■ Short exercise ■
Scan the records below. List lines holding "brings".

■ Available records ■
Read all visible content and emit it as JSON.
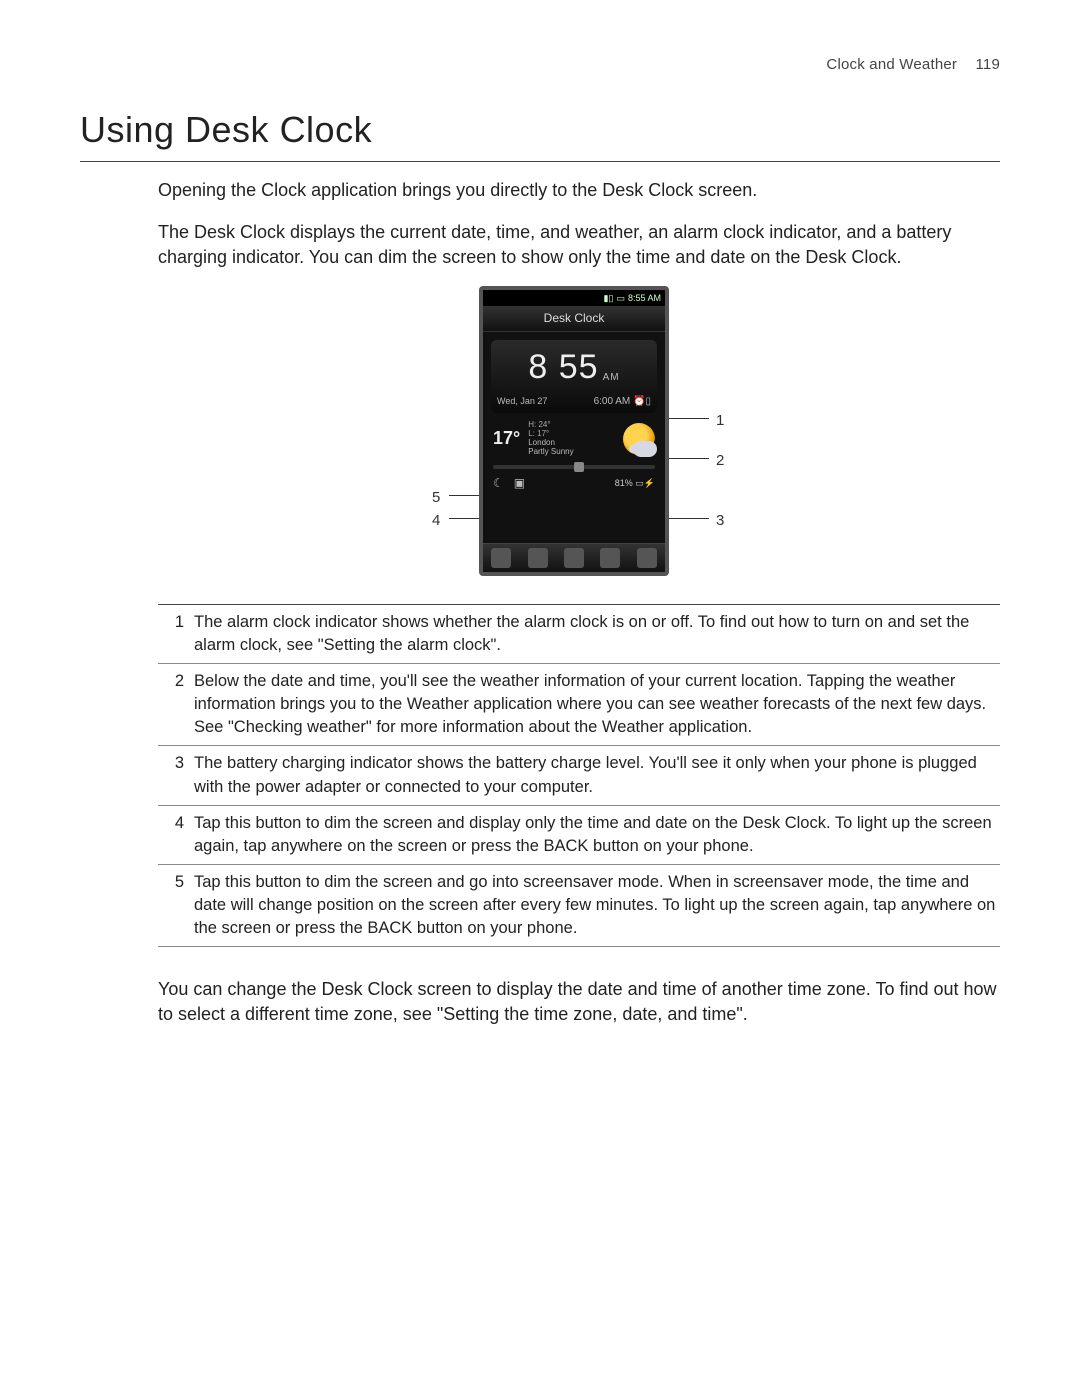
{
  "header": {
    "section": "Clock and Weather",
    "page_number": "119"
  },
  "title": "Using Desk Clock",
  "para1": "Opening the Clock application brings you directly to the Desk Clock screen.",
  "para2": "The Desk Clock displays the current date, time, and weather, an alarm clock indicator, and a battery charging indicator. You can dim the screen to show only the time and date on the Desk Clock.",
  "screenshot": {
    "status_time": "8:55 AM",
    "app_title": "Desk Clock",
    "big_time": "8 55",
    "big_ampm": "AM",
    "date": "Wed, Jan 27",
    "alarm_time": "6:00 AM",
    "temp": "17°",
    "hi": "H: 24°",
    "lo": "L: 17°",
    "city": "London",
    "condition": "Partly Sunny",
    "battery": "81%"
  },
  "callouts": {
    "c1": "1",
    "c2": "2",
    "c3": "3",
    "c4": "4",
    "c5": "5"
  },
  "explain": [
    {
      "num": "1",
      "text": "The alarm clock indicator shows whether the alarm clock is on or off. To find out how to turn on and set the alarm clock, see \"Setting the alarm clock\"."
    },
    {
      "num": "2",
      "text": "Below the date and time, you'll see the weather information of your current location. Tapping the weather information brings you to the Weather application where you can see weather forecasts of the next few days. See \"Checking weather\" for more information about the Weather application."
    },
    {
      "num": "3",
      "text": "The battery charging indicator shows the battery charge level. You'll see it only when your phone is plugged with the power adapter or connected to your computer."
    },
    {
      "num": "4",
      "text": "Tap this button to dim the screen and display only the time and date on the Desk Clock. To light up the screen again, tap anywhere on the screen or press the BACK button on your phone."
    },
    {
      "num": "5",
      "text": "Tap this button to dim the screen and go into screensaver mode. When in screensaver mode, the time and date will change position on the screen after every few minutes. To light up the screen again, tap anywhere on the screen or press the BACK button on your phone."
    }
  ],
  "closing": "You can change the Desk Clock screen to display the date and time of another time zone. To find out how to select a different time zone, see \"Setting the time zone, date, and time\"."
}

■ Finished task ■
  "para1": "Opening the Clock application brings you directly to the Desk Clock screen.",
      "text": "Below the date and time, you'll see the weather information of your current location. Tapping the weather information brings you to the Weather application where you can see weather forecasts of the next few days. See \"Checking weather\" for more information about the Weather application."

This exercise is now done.